Data records
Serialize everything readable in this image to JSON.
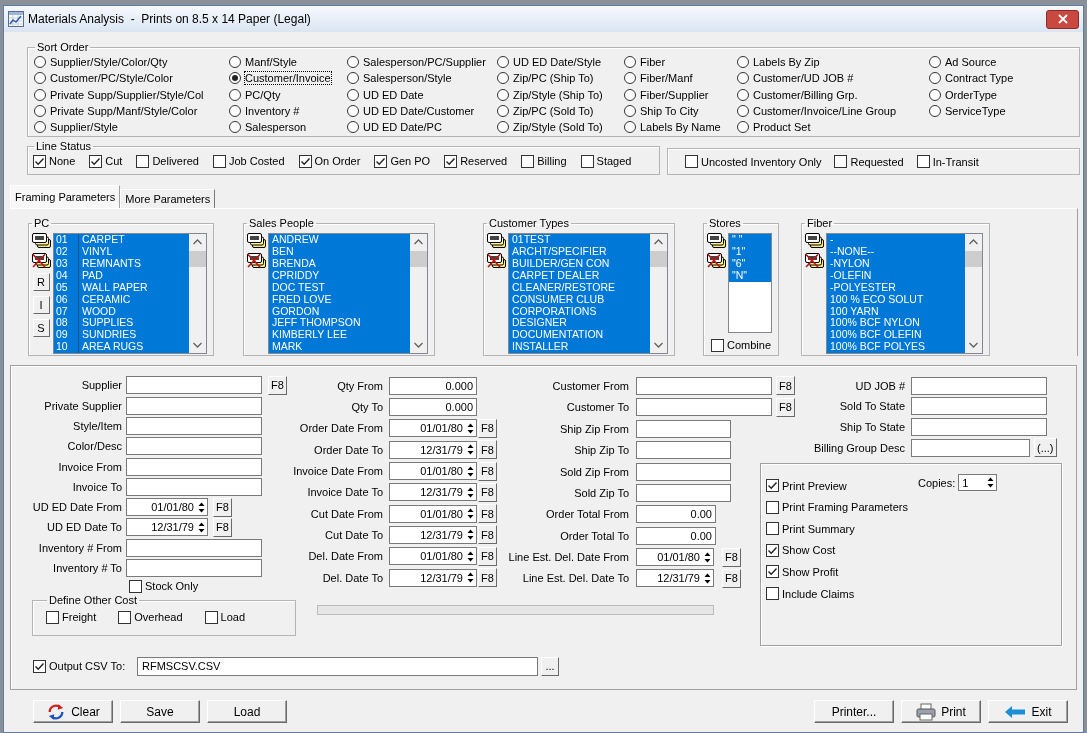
{
  "window": {
    "title": "Materials Analysis  -  Prints on 8.5 x 14 Paper (Legal)"
  },
  "sort_order": {
    "label": "Sort Order",
    "columns": [
      {
        "options": [
          {
            "label": "Supplier/Style/Color/Qty",
            "selected": false
          },
          {
            "label": "Customer/PC/Style/Color",
            "selected": false
          },
          {
            "label": "Private Supp/Supplier/Style/Col",
            "selected": false
          },
          {
            "label": "Private Supp/Manf/Style/Color",
            "selected": false
          },
          {
            "label": "Supplier/Style",
            "selected": false
          }
        ]
      },
      {
        "options": [
          {
            "label": "Manf/Style",
            "selected": false
          },
          {
            "label": "Customer/Invoice",
            "selected": true
          },
          {
            "label": "PC/Qty",
            "selected": false
          },
          {
            "label": "Inventory #",
            "selected": false
          },
          {
            "label": "Salesperson",
            "selected": false
          }
        ]
      },
      {
        "options": [
          {
            "label": "Salesperson/PC/Supplier",
            "selected": false
          },
          {
            "label": "Salesperson/Style",
            "selected": false
          },
          {
            "label": "UD ED Date",
            "selected": false
          },
          {
            "label": "UD ED Date/Customer",
            "selected": false
          },
          {
            "label": "UD ED Date/PC",
            "selected": false
          }
        ]
      },
      {
        "options": [
          {
            "label": "UD ED Date/Style",
            "selected": false
          },
          {
            "label": "Zip/PC (Ship To)",
            "selected": false
          },
          {
            "label": "Zip/Style (Ship To)",
            "selected": false
          },
          {
            "label": "Zip/PC (Sold To)",
            "selected": false
          },
          {
            "label": "Zip/Style (Sold To)",
            "selected": false
          }
        ]
      },
      {
        "options": [
          {
            "label": "Fiber",
            "selected": false
          },
          {
            "label": "Fiber/Manf",
            "selected": false
          },
          {
            "label": "Fiber/Supplier",
            "selected": false
          },
          {
            "label": "Ship To City",
            "selected": false
          },
          {
            "label": "Labels By Name",
            "selected": false
          }
        ]
      },
      {
        "options": [
          {
            "label": "Labels By Zip",
            "selected": false
          },
          {
            "label": "Customer/UD JOB #",
            "selected": false
          },
          {
            "label": "Customer/Billing Grp.",
            "selected": false
          },
          {
            "label": "Customer/Invoice/Line Group",
            "selected": false
          },
          {
            "label": "Product Set",
            "selected": false
          }
        ]
      },
      {
        "options": [
          {
            "label": "Ad Source",
            "selected": false
          },
          {
            "label": "Contract Type",
            "selected": false
          },
          {
            "label": "OrderType",
            "selected": false
          },
          {
            "label": "ServiceType",
            "selected": false
          }
        ]
      }
    ]
  },
  "line_status": {
    "label": "Line Status",
    "options": [
      {
        "label": "None",
        "checked": true
      },
      {
        "label": "Cut",
        "checked": true
      },
      {
        "label": "Delivered",
        "checked": false
      },
      {
        "label": "Job Costed",
        "checked": false
      },
      {
        "label": "On Order",
        "checked": true
      },
      {
        "label": "Gen PO",
        "checked": true
      },
      {
        "label": "Reserved",
        "checked": true
      },
      {
        "label": "Billing",
        "checked": false
      },
      {
        "label": "Staged",
        "checked": false
      }
    ]
  },
  "other_status": {
    "options": [
      {
        "label": "Uncosted Inventory Only",
        "checked": false
      },
      {
        "label": "Requested",
        "checked": false
      },
      {
        "label": "In-Transit",
        "checked": false
      }
    ]
  },
  "tabs": [
    {
      "label": "Framing Parameters",
      "selected": true
    },
    {
      "label": "More Parameters",
      "selected": false
    }
  ],
  "list_groups": [
    {
      "title": "PC",
      "kind": "coded",
      "side_buttons": [
        "R",
        "I",
        "S"
      ],
      "items": [
        {
          "code": "01",
          "name": "CARPET",
          "selected": true
        },
        {
          "code": "02",
          "name": "VINYL",
          "selected": true
        },
        {
          "code": "03",
          "name": "REMNANTS",
          "selected": true
        },
        {
          "code": "04",
          "name": "PAD",
          "selected": true
        },
        {
          "code": "05",
          "name": "WALL PAPER",
          "selected": true
        },
        {
          "code": "06",
          "name": "CERAMIC",
          "selected": true
        },
        {
          "code": "07",
          "name": "WOOD",
          "selected": true
        },
        {
          "code": "08",
          "name": "SUPPLIES",
          "selected": true
        },
        {
          "code": "09",
          "name": "SUNDRIES",
          "selected": true
        },
        {
          "code": "10",
          "name": "AREA RUGS",
          "selected": true
        }
      ]
    },
    {
      "title": "Sales People",
      "kind": "plain",
      "items": [
        {
          "label": "ANDREW",
          "selected": true
        },
        {
          "label": "BEN",
          "selected": true
        },
        {
          "label": "BRENDA",
          "selected": true
        },
        {
          "label": "CPRIDDY",
          "selected": true
        },
        {
          "label": "DOC TEST",
          "selected": true
        },
        {
          "label": "FRED LOVE",
          "selected": true
        },
        {
          "label": "GORDON",
          "selected": true
        },
        {
          "label": "JEFF THOMPSON",
          "selected": true
        },
        {
          "label": "KIMBERLY LEE",
          "selected": true
        },
        {
          "label": "MARK",
          "selected": true
        }
      ]
    },
    {
      "title": "Customer Types",
      "kind": "plain",
      "items": [
        {
          "label": "01TEST",
          "selected": true
        },
        {
          "label": "ARCHT/SPECIFIER",
          "selected": true
        },
        {
          "label": "BUILDER/GEN CON",
          "selected": true
        },
        {
          "label": "CARPET DEALER",
          "selected": true
        },
        {
          "label": "CLEANER/RESTORE",
          "selected": true
        },
        {
          "label": "CONSUMER CLUB",
          "selected": true
        },
        {
          "label": "CORPORATIONS",
          "selected": true
        },
        {
          "label": "DESIGNER",
          "selected": true
        },
        {
          "label": "DOCUMENTATION",
          "selected": true
        },
        {
          "label": "INSTALLER",
          "selected": true
        }
      ]
    },
    {
      "title": "Stores",
      "kind": "compact",
      "items": [
        {
          "label": "\" \"",
          "selected": true
        },
        {
          "label": "\"1\"",
          "selected": true
        },
        {
          "label": "\"6\"",
          "selected": true
        },
        {
          "label": "\"N\"",
          "selected": true
        }
      ],
      "combine": {
        "label": "Combine",
        "checked": false
      }
    },
    {
      "title": "Fiber",
      "kind": "plain",
      "items": [
        {
          "label": "-",
          "selected": true
        },
        {
          "label": "--NONE--",
          "selected": true
        },
        {
          "label": "-NYLON",
          "selected": true
        },
        {
          "label": "-OLEFIN",
          "selected": true
        },
        {
          "label": "-POLYESTER",
          "selected": true
        },
        {
          "label": "100 % ECO SOLUT",
          "selected": true
        },
        {
          "label": "100 YARN",
          "selected": true
        },
        {
          "label": "100% BCF NYLON",
          "selected": true
        },
        {
          "label": "100% BCF OLEFIN",
          "selected": true
        },
        {
          "label": "100% BCF POLYES",
          "selected": true
        }
      ]
    }
  ],
  "filters": {
    "columns": [
      {
        "fields": [
          {
            "label": "Supplier",
            "kind": "text",
            "button": "F8"
          },
          {
            "label": "Private Supplier",
            "kind": "text"
          },
          {
            "label": "Style/Item",
            "kind": "text"
          },
          {
            "label": "Color/Desc",
            "kind": "text"
          },
          {
            "label": "Invoice From",
            "kind": "text"
          },
          {
            "label": "Invoice To",
            "kind": "text"
          },
          {
            "label": "UD ED Date From",
            "kind": "spin",
            "value": "01/01/80",
            "button": "F8"
          },
          {
            "label": "UD ED Date To",
            "kind": "spin",
            "value": "12/31/79",
            "button": "F8"
          },
          {
            "label": "Inventory # From",
            "kind": "text"
          },
          {
            "label": "Inventory # To",
            "kind": "text"
          }
        ]
      },
      {
        "fields": [
          {
            "label": "Qty From",
            "kind": "number",
            "value": "0.000"
          },
          {
            "label": "Qty To",
            "kind": "number",
            "value": "0.000"
          },
          {
            "label": "Order Date From",
            "kind": "spin",
            "value": "01/01/80",
            "button": "F8"
          },
          {
            "label": "Order Date To",
            "kind": "spin",
            "value": "12/31/79",
            "button": "F8"
          },
          {
            "label": "Invoice Date From",
            "kind": "spin",
            "value": "01/01/80",
            "button": "F8"
          },
          {
            "label": "Invoice Date To",
            "kind": "spin",
            "value": "12/31/79",
            "button": "F8"
          },
          {
            "label": "Cut Date From",
            "kind": "spin",
            "value": "01/01/80",
            "button": "F8"
          },
          {
            "label": "Cut Date To",
            "kind": "spin",
            "value": "12/31/79",
            "button": "F8"
          },
          {
            "label": "Del. Date From",
            "kind": "spin",
            "value": "01/01/80",
            "button": "F8"
          },
          {
            "label": "Del. Date To",
            "kind": "spin",
            "value": "12/31/79",
            "button": "F8"
          }
        ]
      },
      {
        "fields": [
          {
            "label": "Customer From",
            "kind": "text",
            "button": "F8"
          },
          {
            "label": "Customer To",
            "kind": "text",
            "button": "F8"
          },
          {
            "label": "Ship Zip From",
            "kind": "short"
          },
          {
            "label": "Ship Zip To",
            "kind": "short"
          },
          {
            "label": "Sold Zip From",
            "kind": "short"
          },
          {
            "label": "Sold Zip To",
            "kind": "short"
          },
          {
            "label": "Order Total From",
            "kind": "number",
            "value": "0.00"
          },
          {
            "label": "Order Total To",
            "kind": "number",
            "value": "0.00"
          },
          {
            "label": "Line Est. Del. Date From",
            "kind": "spin",
            "value": "01/01/80",
            "button": "F8"
          },
          {
            "label": "Line Est. Del. Date To",
            "kind": "spin",
            "value": "12/31/79",
            "button": "F8"
          }
        ]
      },
      {
        "fields": [
          {
            "label": "UD JOB #",
            "kind": "text"
          },
          {
            "label": "Sold To State",
            "kind": "text"
          },
          {
            "label": "Ship To State",
            "kind": "text"
          },
          {
            "label": "Billing Group Desc",
            "kind": "text",
            "button": "(...)"
          }
        ]
      }
    ],
    "stock_only": {
      "label": "Stock Only",
      "checked": false
    },
    "other_cost": {
      "label": "Define Other Cost",
      "options": [
        {
          "label": "Freight",
          "checked": false
        },
        {
          "label": "Overhead",
          "checked": false
        },
        {
          "label": "Load",
          "checked": false
        }
      ]
    },
    "progress": {
      "level": 0
    },
    "print_options": {
      "options": [
        {
          "label": "Print Preview",
          "checked": true
        },
        {
          "label": "Print Framing Parameters",
          "checked": false
        },
        {
          "label": "Print Summary",
          "checked": false
        },
        {
          "label": "Show Cost",
          "checked": true
        },
        {
          "label": "Show Profit",
          "checked": true
        },
        {
          "label": "Include Claims",
          "checked": false
        }
      ],
      "copies": {
        "label": "Copies:",
        "value": "1"
      }
    }
  },
  "output_csv": {
    "label": "Output CSV To:",
    "checked": true,
    "value": "RFMSCSV.CSV",
    "button": "..."
  },
  "button_bar": {
    "left": [
      {
        "label": "Clear",
        "kind": "clear"
      },
      {
        "label": "Save",
        "kind": "plain"
      },
      {
        "label": "Load",
        "kind": "plain"
      }
    ],
    "right": [
      {
        "label": "Printer...",
        "kind": "plain"
      },
      {
        "label": "Print",
        "kind": "print"
      },
      {
        "label": "Exit",
        "kind": "exit"
      }
    ]
  }
}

**TASK STATEMENT**: From the records, copy every line that has the string "Framing" in it.

**RESPONSE TO THE TASK**:
      "label": "Framing Parameters",
          "label": "Print Framing Parameters",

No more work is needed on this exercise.